DATA TO PROCESS ::
Content starts

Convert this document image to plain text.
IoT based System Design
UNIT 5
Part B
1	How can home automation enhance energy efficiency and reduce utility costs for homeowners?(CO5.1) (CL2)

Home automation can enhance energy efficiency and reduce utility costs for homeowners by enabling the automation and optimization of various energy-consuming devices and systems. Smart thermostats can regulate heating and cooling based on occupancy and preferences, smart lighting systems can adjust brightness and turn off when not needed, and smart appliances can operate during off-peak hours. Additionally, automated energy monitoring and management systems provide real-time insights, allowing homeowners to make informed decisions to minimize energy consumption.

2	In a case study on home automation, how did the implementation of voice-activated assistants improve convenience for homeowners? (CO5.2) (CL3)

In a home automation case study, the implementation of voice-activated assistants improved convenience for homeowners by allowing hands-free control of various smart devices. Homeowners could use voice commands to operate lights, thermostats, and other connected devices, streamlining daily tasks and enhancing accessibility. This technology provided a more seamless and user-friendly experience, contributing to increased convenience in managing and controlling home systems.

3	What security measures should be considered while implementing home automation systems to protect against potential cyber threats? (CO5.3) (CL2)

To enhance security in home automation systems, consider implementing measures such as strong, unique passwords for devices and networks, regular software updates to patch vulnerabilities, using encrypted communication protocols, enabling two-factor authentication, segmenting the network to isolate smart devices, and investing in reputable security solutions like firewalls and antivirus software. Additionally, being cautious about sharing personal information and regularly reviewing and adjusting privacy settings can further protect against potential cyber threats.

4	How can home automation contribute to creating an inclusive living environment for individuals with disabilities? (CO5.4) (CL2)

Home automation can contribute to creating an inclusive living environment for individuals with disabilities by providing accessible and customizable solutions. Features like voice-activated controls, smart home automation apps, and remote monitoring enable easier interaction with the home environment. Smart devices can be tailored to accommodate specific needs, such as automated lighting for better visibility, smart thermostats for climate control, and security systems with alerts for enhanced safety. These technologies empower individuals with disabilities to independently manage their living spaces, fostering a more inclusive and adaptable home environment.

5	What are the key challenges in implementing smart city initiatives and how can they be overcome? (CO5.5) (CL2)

Content ends

INSTRUCTIONS TO FOLLOW :: Give the listing above again, word for word.

REPLY ::
Convert this document image to plain text.
IoT based System Design
UNIT 5
Part B
1	How can home automation enhance energy efficiency and reduce utility costs for homeowners?(CO5.1) (CL2)

Home automation can enhance energy efficiency and reduce utility costs for homeowners by enabling the automation and optimization of various energy-consuming devices and systems. Smart thermostats can regulate heating and cooling based on occupancy and preferences, smart lighting systems can adjust brightness and turn off when not needed, and smart appliances can operate during off-peak hours. Additionally, automated energy monitoring and management systems provide real-time insights, allowing homeowners to make informed decisions to minimize energy consumption.

2	In a case study on home automation, how did the implementation of voice-activated assistants improve convenience for homeowners? (CO5.2) (CL3)

In a home automation case study, the implementation of voice-activated assistants improved convenience for homeowners by allowing hands-free control of various smart devices. Homeowners could use voice commands to operate lights, thermostats, and other connected devices, streamlining daily tasks and enhancing accessibility. This technology provided a more seamless and user-friendly experience, contributing to increased convenience in managing and controlling home systems.

3	What security measures should be considered while implementing home automation systems to protect against potential cyber threats? (CO5.3) (CL2)

To enhance security in home automation systems, consider implementing measures such as strong, unique passwords for devices and networks, regular software updates to patch vulnerabilities, using encrypted communication protocols, enabling two-factor authentication, segmenting the network to isolate smart devices, and investing in reputable security solutions like firewalls and antivirus software. Additionally, being cautious about sharing personal information and regularly reviewing and adjusting privacy settings can further protect against potential cyber threats.

4	How can home automation contribute to creating an inclusive living environment for individuals with disabilities? (CO5.4) (CL2)

Home automation can contribute to creating an inclusive living environment for individuals with disabilities by providing accessible and customizable solutions. Features like voice-activated controls, smart home automation apps, and remote monitoring enable easier interaction with the home environment. Smart devices can be tailored to accommodate specific needs, such as automated lighting for better visibility, smart thermostats for climate control, and security systems with alerts for enhanced safety. These technologies empower individuals with disabilities to independently manage their living spaces, fostering a more inclusive and adaptable home environment.

5	What are the key challenges in implementing smart city initiatives and how can they be overcome? (CO5.5) (CL2)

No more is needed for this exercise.